# START OF Material to process
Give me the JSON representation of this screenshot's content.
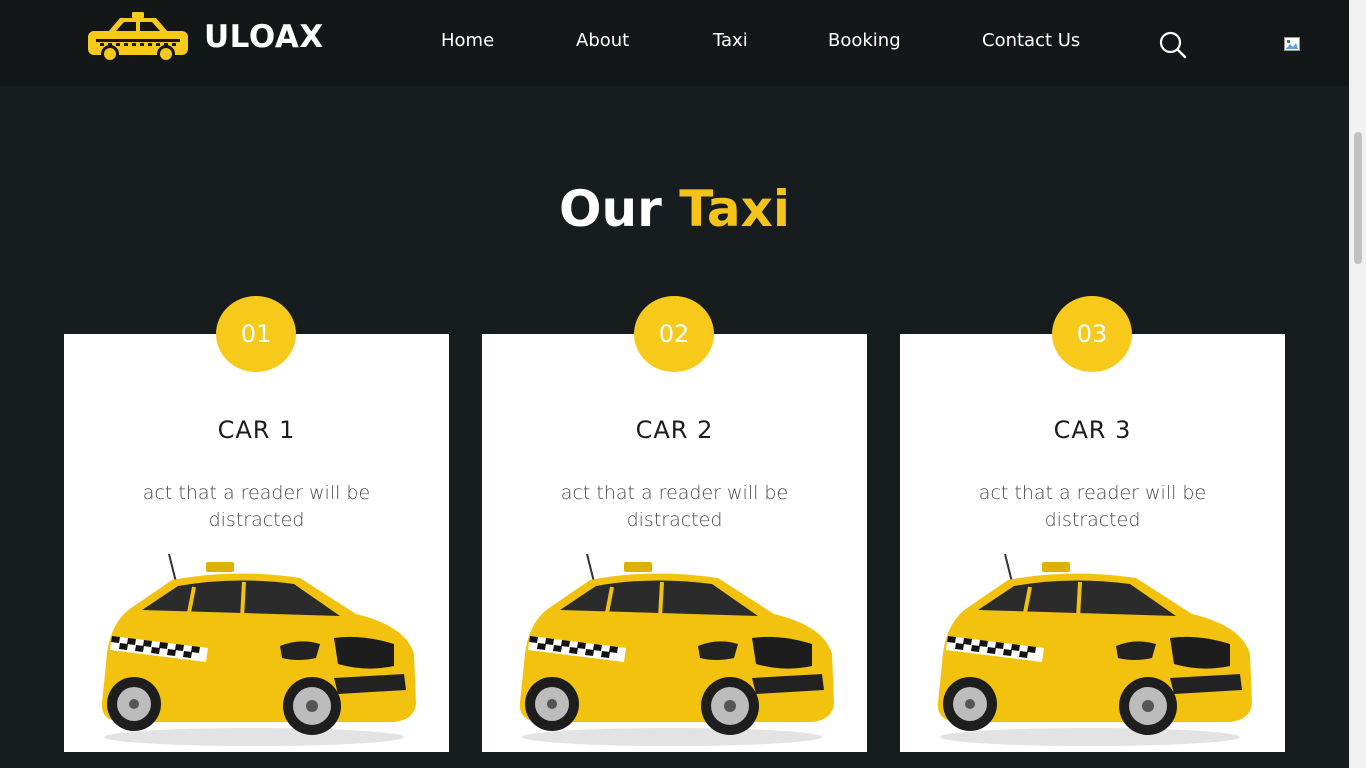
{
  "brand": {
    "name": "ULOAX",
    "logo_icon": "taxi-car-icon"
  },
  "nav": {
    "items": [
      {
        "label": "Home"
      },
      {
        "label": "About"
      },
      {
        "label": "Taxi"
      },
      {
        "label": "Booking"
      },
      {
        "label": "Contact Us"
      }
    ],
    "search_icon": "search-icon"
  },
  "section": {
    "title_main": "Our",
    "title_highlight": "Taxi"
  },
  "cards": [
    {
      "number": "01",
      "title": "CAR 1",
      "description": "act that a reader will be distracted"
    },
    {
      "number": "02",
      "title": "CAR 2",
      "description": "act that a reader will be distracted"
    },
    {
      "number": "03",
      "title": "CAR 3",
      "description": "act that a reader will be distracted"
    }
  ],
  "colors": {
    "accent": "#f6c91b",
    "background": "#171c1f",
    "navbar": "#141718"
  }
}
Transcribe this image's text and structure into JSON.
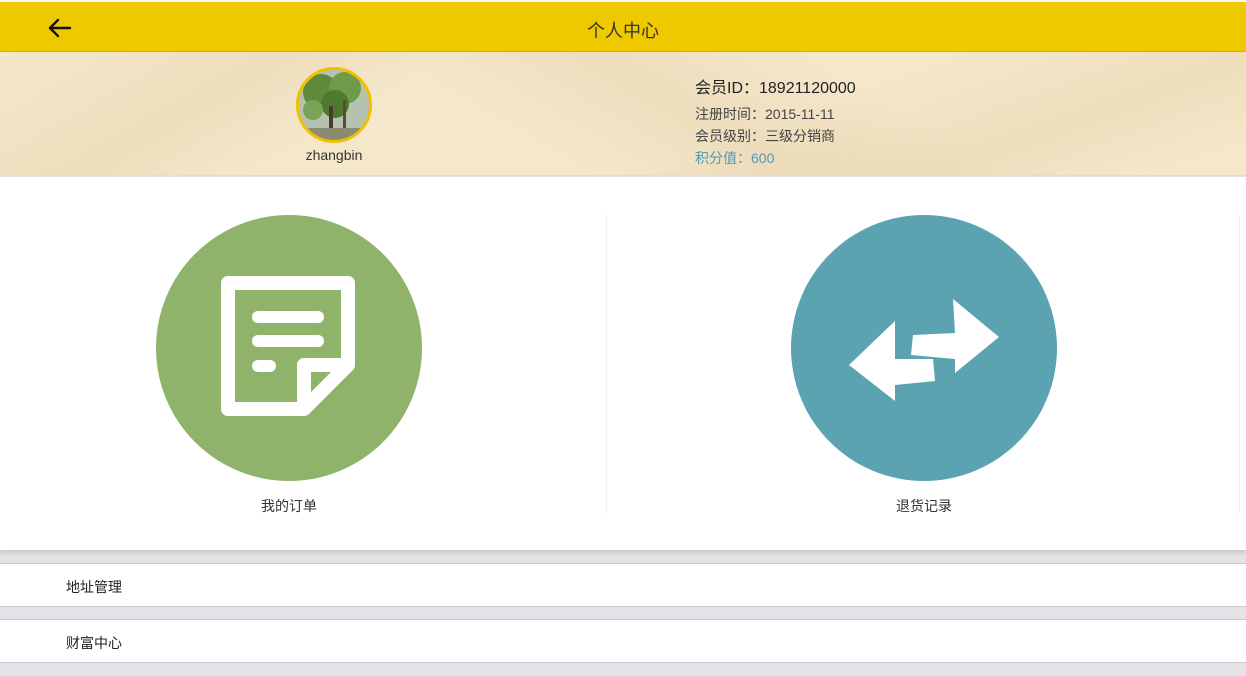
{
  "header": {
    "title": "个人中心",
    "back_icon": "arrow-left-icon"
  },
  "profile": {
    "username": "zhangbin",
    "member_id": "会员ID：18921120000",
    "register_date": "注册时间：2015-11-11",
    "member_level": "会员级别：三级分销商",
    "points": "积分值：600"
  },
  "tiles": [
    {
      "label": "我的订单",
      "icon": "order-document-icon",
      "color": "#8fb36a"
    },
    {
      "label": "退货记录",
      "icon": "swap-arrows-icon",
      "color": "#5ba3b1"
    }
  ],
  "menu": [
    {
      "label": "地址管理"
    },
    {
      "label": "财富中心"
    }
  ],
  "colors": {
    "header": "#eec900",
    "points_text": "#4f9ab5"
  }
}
# END OF Material to process
Written request: Copy all of the entries verbatim, leaving out any pictures they contain.

Expected answer:
Give me the JSON representation of this screenshot's content.
{
  "brand": {
    "name": "ULOAX",
    "logo_icon": "taxi-car-icon"
  },
  "nav": {
    "items": [
      {
        "label": "Home"
      },
      {
        "label": "About"
      },
      {
        "label": "Taxi"
      },
      {
        "label": "Booking"
      },
      {
        "label": "Contact Us"
      }
    ],
    "search_icon": "search-icon"
  },
  "section": {
    "title_main": "Our",
    "title_highlight": "Taxi"
  },
  "cards": [
    {
      "number": "01",
      "title": "CAR 1",
      "description": "act that a reader will be distracted"
    },
    {
      "number": "02",
      "title": "CAR 2",
      "description": "act that a reader will be distracted"
    },
    {
      "number": "03",
      "title": "CAR 3",
      "description": "act that a reader will be distracted"
    }
  ],
  "colors": {
    "accent": "#f6c91b",
    "background": "#171c1f",
    "navbar": "#141718"
  }
}
Transcribe this image's text and structure into JSON.
{
  "header": {
    "title": "个人中心",
    "back_icon": "arrow-left-icon"
  },
  "profile": {
    "username": "zhangbin",
    "member_id": "会员ID：18921120000",
    "register_date": "注册时间：2015-11-11",
    "member_level": "会员级别：三级分销商",
    "points": "积分值：600"
  },
  "tiles": [
    {
      "label": "我的订单",
      "icon": "order-document-icon",
      "color": "#8fb36a"
    },
    {
      "label": "退货记录",
      "icon": "swap-arrows-icon",
      "color": "#5ba3b1"
    }
  ],
  "menu": [
    {
      "label": "地址管理"
    },
    {
      "label": "财富中心"
    }
  ],
  "colors": {
    "header": "#eec900",
    "points_text": "#4f9ab5"
  }
}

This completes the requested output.